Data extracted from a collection
........

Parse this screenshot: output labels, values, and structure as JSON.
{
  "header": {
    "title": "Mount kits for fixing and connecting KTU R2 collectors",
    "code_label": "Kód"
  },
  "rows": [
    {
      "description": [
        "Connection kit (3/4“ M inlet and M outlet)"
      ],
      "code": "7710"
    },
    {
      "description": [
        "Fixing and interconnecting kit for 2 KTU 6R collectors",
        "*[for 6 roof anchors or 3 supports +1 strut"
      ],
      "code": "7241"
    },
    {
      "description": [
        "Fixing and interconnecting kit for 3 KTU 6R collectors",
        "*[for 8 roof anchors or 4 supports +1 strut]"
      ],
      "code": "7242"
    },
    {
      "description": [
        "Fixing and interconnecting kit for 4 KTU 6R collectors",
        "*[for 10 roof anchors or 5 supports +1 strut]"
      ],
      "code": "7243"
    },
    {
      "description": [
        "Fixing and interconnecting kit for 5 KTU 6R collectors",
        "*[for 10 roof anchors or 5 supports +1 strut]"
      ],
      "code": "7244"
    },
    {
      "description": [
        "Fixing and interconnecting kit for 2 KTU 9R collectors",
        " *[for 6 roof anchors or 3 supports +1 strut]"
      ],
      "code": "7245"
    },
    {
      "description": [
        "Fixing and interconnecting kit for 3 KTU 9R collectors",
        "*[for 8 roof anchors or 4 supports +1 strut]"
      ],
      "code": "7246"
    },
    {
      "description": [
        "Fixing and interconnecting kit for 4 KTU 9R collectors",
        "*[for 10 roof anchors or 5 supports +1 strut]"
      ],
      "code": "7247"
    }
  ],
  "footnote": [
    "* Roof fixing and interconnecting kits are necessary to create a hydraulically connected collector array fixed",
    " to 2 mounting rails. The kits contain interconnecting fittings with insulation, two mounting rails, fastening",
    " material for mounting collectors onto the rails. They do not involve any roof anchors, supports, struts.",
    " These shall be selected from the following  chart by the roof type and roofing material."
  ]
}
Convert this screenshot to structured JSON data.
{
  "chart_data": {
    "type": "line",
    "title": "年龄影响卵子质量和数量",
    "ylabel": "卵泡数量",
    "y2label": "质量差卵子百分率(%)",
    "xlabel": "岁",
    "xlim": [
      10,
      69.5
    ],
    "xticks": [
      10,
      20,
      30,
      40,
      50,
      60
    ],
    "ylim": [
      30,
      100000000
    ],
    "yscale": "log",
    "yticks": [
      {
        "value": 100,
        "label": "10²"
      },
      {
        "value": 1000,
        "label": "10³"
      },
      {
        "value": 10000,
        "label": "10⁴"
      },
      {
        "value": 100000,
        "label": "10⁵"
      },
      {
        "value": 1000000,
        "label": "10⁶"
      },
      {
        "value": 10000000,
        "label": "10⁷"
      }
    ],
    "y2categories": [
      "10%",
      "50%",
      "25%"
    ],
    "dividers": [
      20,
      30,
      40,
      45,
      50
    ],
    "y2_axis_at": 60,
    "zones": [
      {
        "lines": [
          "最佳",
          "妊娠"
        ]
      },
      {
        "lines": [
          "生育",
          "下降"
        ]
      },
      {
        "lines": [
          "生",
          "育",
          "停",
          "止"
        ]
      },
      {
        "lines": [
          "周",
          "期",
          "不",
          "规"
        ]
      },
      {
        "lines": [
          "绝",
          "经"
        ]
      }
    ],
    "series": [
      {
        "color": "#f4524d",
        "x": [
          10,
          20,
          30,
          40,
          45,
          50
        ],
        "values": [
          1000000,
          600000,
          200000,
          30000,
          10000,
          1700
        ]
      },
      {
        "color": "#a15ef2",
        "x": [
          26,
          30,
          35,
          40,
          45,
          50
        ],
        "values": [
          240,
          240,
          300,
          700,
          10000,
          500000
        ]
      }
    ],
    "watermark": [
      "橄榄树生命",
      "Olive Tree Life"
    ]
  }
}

........

Short problem:
Search the entries for the word "interconnecting" and gather every line where it appears.

Solution to the problem:
        "Fixing and interconnecting kit for 2 KTU 6R collectors",
        "Fixing and interconnecting kit for 3 KTU 6R collectors",
        "Fixing and interconnecting kit for 4 KTU 6R collectors",
        "Fixing and interconnecting kit for 5 KTU 6R collectors",
        "Fixing and interconnecting kit for 2 KTU 9R collectors",
        "Fixing and interconnecting kit for 3 KTU 9R collectors",
        "Fixing and interconnecting kit for 4 KTU 9R collectors",
    "* Roof fixing and interconnecting kits are necessary to create a hydraulically connected collector array fixed",
    " to 2 mounting rails. The kits contain interconnecting fittings with insulation, two mounting rails, fastening",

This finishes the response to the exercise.